> _原文資料_:
*-*-*
そして、車両減速度の大きさにより決められた位相差T1'の時間が経過し、時刻b'にて位相差開始車速V2'に達すると、前左輪回生制動力の減少制御と前左輪摩擦制動力の増加制御が止められる。代わって、後右輪回生制動力を勾配ΔRegeにより減少させる制御を開始し、後右輪摩擦制動力を勾配ΔFricにより増加する制御を開始する。
そして、時刻b'とモード移行終了車速V3に達する時刻cとの中間点b1に達すると、回生制動力側では、後右輪回生制動力の減少制御が止められ、代わって、後左輪回生制動力を勾配ΔRegeにより減少させる制御を開始する。一方、摩擦制動力側では、後右輪摩擦制動力の増加制御が止められ、代わって、後左輪摩擦制動力を勾配ΔFricにより増加する制御を開始する。
そして、ハイブリッド車両が減速し、時刻cにてモード移行終了車速V3に達すると、後左輪回生制動力の減少制御と後左輪摩擦制動力の増加制御が止められ、回生制動モードあるいは協調制動モードが終了し、単独摩擦制動モードへの移行が完了する。
実施例5のハイブリッド車両の制動制御装置にあっては、実施例1の(1)〜(4)の効果に加え、下記の効果を得ることができる。
例えば、四輪同時移行時の減速度変動を100とする場合、車両の前後制動力配分を6:4とすれば、前右輪移行時の減速度変動は30となり、前左輪移行時の減速度変動は30となり、後右輪移行時の減速度変動は20となり、後左輪移行時の減速度変動は20となり、車両の減速度変動量として100から30へ、最大Δ70%の低減効果を得ることができる。
2 ホイールシリンダ
3 歯車箱
4 交流同期モータ(回生ブレーキ装置)
5 ブレーキペダル
6 油圧ブースタ
7 マスターシリンダ
8 ブレーキ液圧配管
9 リザーバ
10 ポンプ
11 アキュムレータ
12 圧力スイッチ
13 電磁切替弁
14 増圧弁
15 増圧回路
16 減圧弁
17 減圧回路
18 液圧ブレーキコントローラ
19,20 圧力センサ
21 モータトルクコントローラ
22 直流・交流変換用電流制御回路(インバータ)
*-*-*
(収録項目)
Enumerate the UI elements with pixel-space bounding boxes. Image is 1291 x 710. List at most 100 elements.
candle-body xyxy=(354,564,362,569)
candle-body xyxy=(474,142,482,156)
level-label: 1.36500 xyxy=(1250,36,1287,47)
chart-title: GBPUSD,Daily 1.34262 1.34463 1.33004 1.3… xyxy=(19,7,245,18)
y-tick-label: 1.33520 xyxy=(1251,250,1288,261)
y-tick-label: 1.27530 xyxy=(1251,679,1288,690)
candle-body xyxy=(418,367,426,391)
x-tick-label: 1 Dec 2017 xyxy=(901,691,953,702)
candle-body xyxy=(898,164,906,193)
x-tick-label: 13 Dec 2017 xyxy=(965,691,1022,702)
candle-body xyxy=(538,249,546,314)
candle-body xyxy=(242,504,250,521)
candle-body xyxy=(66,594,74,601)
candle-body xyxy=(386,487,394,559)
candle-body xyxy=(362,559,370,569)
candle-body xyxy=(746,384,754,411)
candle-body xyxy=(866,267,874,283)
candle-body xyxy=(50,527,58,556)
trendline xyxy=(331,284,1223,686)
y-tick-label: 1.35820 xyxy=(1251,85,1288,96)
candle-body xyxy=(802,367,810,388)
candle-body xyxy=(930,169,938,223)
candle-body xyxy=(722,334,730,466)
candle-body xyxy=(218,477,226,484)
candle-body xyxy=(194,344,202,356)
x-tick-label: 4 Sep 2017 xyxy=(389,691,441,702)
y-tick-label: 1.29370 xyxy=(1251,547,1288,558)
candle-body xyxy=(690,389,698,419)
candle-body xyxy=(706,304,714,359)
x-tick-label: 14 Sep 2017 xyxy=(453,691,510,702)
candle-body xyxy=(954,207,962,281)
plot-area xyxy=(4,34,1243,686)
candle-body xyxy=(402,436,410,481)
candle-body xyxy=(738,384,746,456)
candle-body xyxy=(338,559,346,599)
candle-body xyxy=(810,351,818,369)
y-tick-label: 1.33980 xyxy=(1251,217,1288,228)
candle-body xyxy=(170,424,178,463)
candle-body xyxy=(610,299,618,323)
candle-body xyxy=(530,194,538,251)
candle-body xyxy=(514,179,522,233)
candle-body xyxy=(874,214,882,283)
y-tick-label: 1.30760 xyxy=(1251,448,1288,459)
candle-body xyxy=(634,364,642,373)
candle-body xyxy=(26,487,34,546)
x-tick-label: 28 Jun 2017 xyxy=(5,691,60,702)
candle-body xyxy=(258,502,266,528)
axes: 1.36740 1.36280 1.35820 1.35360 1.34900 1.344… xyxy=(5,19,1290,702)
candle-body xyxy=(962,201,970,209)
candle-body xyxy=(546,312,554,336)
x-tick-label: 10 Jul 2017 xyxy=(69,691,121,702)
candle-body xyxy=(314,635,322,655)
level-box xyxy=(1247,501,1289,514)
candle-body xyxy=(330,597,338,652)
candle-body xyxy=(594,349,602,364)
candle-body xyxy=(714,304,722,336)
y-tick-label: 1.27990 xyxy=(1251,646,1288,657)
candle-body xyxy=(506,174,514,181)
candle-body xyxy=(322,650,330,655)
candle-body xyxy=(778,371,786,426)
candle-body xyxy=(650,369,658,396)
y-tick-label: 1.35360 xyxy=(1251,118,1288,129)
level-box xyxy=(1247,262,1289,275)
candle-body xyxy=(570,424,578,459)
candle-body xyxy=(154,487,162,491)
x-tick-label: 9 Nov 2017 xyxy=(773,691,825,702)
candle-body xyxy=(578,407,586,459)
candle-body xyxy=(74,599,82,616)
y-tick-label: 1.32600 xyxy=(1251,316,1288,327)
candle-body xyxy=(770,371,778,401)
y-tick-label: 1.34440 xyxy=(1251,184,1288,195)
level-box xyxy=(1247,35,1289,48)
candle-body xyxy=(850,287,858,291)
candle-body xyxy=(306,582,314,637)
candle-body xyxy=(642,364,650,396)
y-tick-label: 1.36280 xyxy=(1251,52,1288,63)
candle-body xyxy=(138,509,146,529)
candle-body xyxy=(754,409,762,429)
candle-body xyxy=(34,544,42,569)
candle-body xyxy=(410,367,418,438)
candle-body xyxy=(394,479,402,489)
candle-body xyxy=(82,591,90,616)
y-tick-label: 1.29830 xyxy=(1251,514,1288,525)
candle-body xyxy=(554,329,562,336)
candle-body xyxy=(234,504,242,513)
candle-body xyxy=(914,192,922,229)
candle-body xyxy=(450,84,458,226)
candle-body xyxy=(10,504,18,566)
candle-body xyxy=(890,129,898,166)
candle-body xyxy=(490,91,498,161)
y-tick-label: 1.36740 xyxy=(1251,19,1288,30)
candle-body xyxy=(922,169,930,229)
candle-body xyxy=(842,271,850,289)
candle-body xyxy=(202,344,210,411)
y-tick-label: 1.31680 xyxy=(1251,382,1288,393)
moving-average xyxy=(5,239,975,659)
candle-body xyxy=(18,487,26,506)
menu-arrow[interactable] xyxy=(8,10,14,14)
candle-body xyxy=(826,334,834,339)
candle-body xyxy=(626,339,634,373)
*-*-*
> _演習の目的_:
原文資料をもとに、次の問いに答えよ。
(a) 時刻cでモード移行終了車速V3に達したとき、どのモードへの移行が完了するか。
(b) 前後制動力配分を6:4とした例で、後右輪移行時の減速度変動はいくつか。
(c) 符号7はどの部品を指すか。

> _解答欄_:
(a) 単独摩擦制動モード
(b) 20
(c) マスターシリンダ